> _Task material_:
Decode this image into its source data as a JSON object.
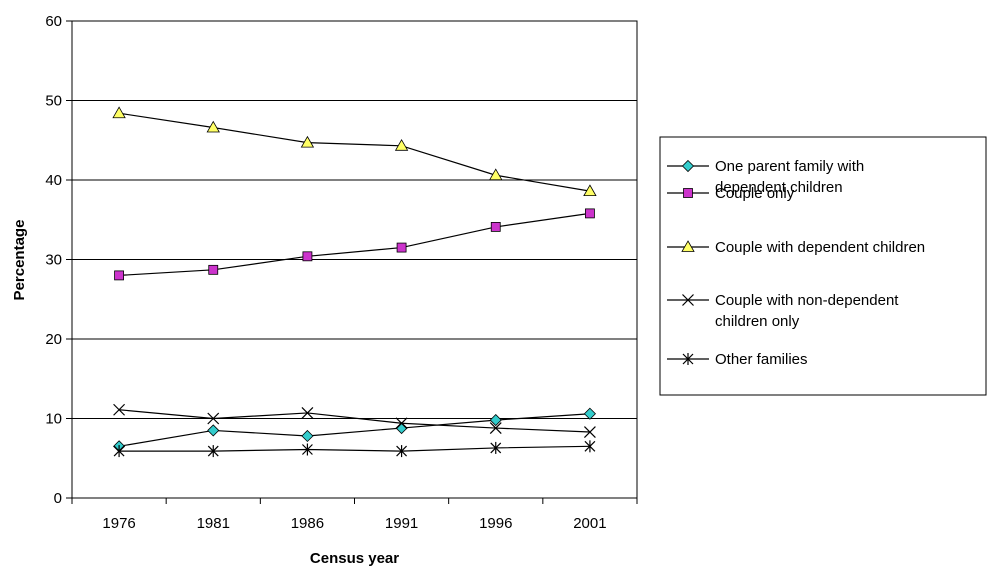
{
  "chart_data": {
    "type": "line",
    "title": "",
    "xlabel": "Census year",
    "ylabel": "Percentage",
    "ylim": [
      0,
      60
    ],
    "yticks": [
      0,
      10,
      20,
      30,
      40,
      50,
      60
    ],
    "grid": "horizontal",
    "legend_position": "right",
    "categories": [
      "1976",
      "1981",
      "1986",
      "1991",
      "1996",
      "2001"
    ],
    "series": [
      {
        "name_lines": [
          "One parent family with",
          "dependent children"
        ],
        "marker": "diamond",
        "color": "#33CCCC",
        "values": [
          6.5,
          8.5,
          7.8,
          8.8,
          9.8,
          10.6
        ]
      },
      {
        "name_lines": [
          "Couple only"
        ],
        "marker": "square",
        "color": "#CC33CC",
        "values": [
          28.0,
          28.7,
          30.4,
          31.5,
          34.1,
          35.8
        ]
      },
      {
        "name_lines": [
          "Couple with dependent children"
        ],
        "marker": "triangle",
        "color": "#FFFF66",
        "values": [
          48.4,
          46.6,
          44.7,
          44.3,
          40.6,
          38.6
        ]
      },
      {
        "name_lines": [
          "Couple with non-dependent",
          "children only"
        ],
        "marker": "x",
        "color": "#000000",
        "values": [
          11.1,
          10.0,
          10.7,
          9.4,
          8.8,
          8.3
        ]
      },
      {
        "name_lines": [
          "Other families"
        ],
        "marker": "star",
        "color": "#000000",
        "values": [
          5.9,
          5.9,
          6.1,
          5.9,
          6.3,
          6.5
        ]
      }
    ]
  }
}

> _Work to do_:
Each line above that includes "color" counts once; state the total and nothing more.

> _The answer_:
5